Задания:
• a. Соответствуют ли отрывку о Яне и Сергее утверждения (i), (ii) и (iii)? На каждое ответьте «да» или «нет» и приведите точную цитату из отрывка, которая это решает.
(i) Когда в камеру попала Надя, Яна провела в СИЗО уже год.
(ii) Надя прожила в Сокольниках много лет и хорошо знает район.
(iii) Впервые Яна увидела Сергея на фотографии.
• b. Напишите продолжение отрывка о Яне и Сергее. Начните сразу после его последнего предложения.
··· Отрывок ···
С двух сторон«Счастья большого, как слон»: История пары, которая познакомилась в тюрьме
Мэтч по фотографии
Тюремное прошлое стигматизировано, особенно если речь идёт о женщине. История отношений наших героев состоялась не только вопреки, но даже благодаря тому, что Яна оказалась за решёткой — в женской колонии для несовершеннолетних. Мы попросили Яну и Сергея рассказать, как складывалась их жизнь и что они поняли о себе и друг о друге за время знакомства.
Текст: Анна Боклер
Яна
Я уже год находилась в СИЗО, когда в камеру наконец попал кто-то из Сокольников — моего района. Я сразу же бросилась расспрашивать: «А знаешь этого? А ту палатку прикрыли? А магазин ещё работает?»
Надя рассказала, что в Сокольниках всего полгода, ничего там не знает, переехала жить к парню. Я говорю: «Так, может, я хоть парня твоего знаю? Покажи фотку».
Так я увидела Серёгу первый раз. С фотографии смотрел молодой мужчина с очень прямым, пронзительным взглядом. Я влюбилась.
··· Фрагмент данных ···
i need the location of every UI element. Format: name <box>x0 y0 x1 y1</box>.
···
Ответы к заданиям:
• a.
(i) Да: «Я уже год находилась в СИЗО, когда в камеру наконец попал кто-то из Сокольников».
(ii) Нет: «в Сокольниках всего полгода, ничего там не знает».
(iii) Да: «Так я увидела Серёгу первый раз. С фотографии смотрел молодой мужчина».

• b.
У нас тогда как раз крутили «Бандитский Петербург» перед отбоем, и я сказала девчонкам, что Певцов — это первый мужской типаж, который мне визуально нравится. А Серёжка был очень похож на него.
В тюрьме мы, конечно, обращали внимание на то, как выглядят приходящие с воли. У Нади был такой тип внешности, что в пятнадцать лет ей можно было дать и сорок, она попала к нам в ноябре в ботинках на босу ногу, очень растрёпанная. Ещё так совпало, что первый раз она вошла в камеру под песню «Да что ж ты страшная такая». Кроме того, у неё был очень вспыльчивый характер, постоянно нарывалась на конфликты. Потихоньку сокамерницы начали её давить. Я подумала, что, если такой человек, как Серёжа, полюбил Надю, значит, в ней точно что-то есть. Тогда мне безумно захотелось дать ей зелёный свет. Соврала своим семейницам, что у нас с ней есть общие друзья на воле и меня потом просто не поймут, если не вытащу Надю. Эту информацию никто так и не проверил. Я привела Надю в свою компанию, а когда уезжала на зону, передала ей свою фотографию — все думали, её освободят в суде. Это было моё лучшее фото со свободы — очень солнечное, на закате, верхом на лошади. Второго экземпляра, конечно, нигде не было, но я подумала, вдруг Серёжа увидит, и отдала. Кстати, много лет спустя узнала, что у нас действительно произошёл мэтч по фото: Надя показала карточку Серёже во время свидания.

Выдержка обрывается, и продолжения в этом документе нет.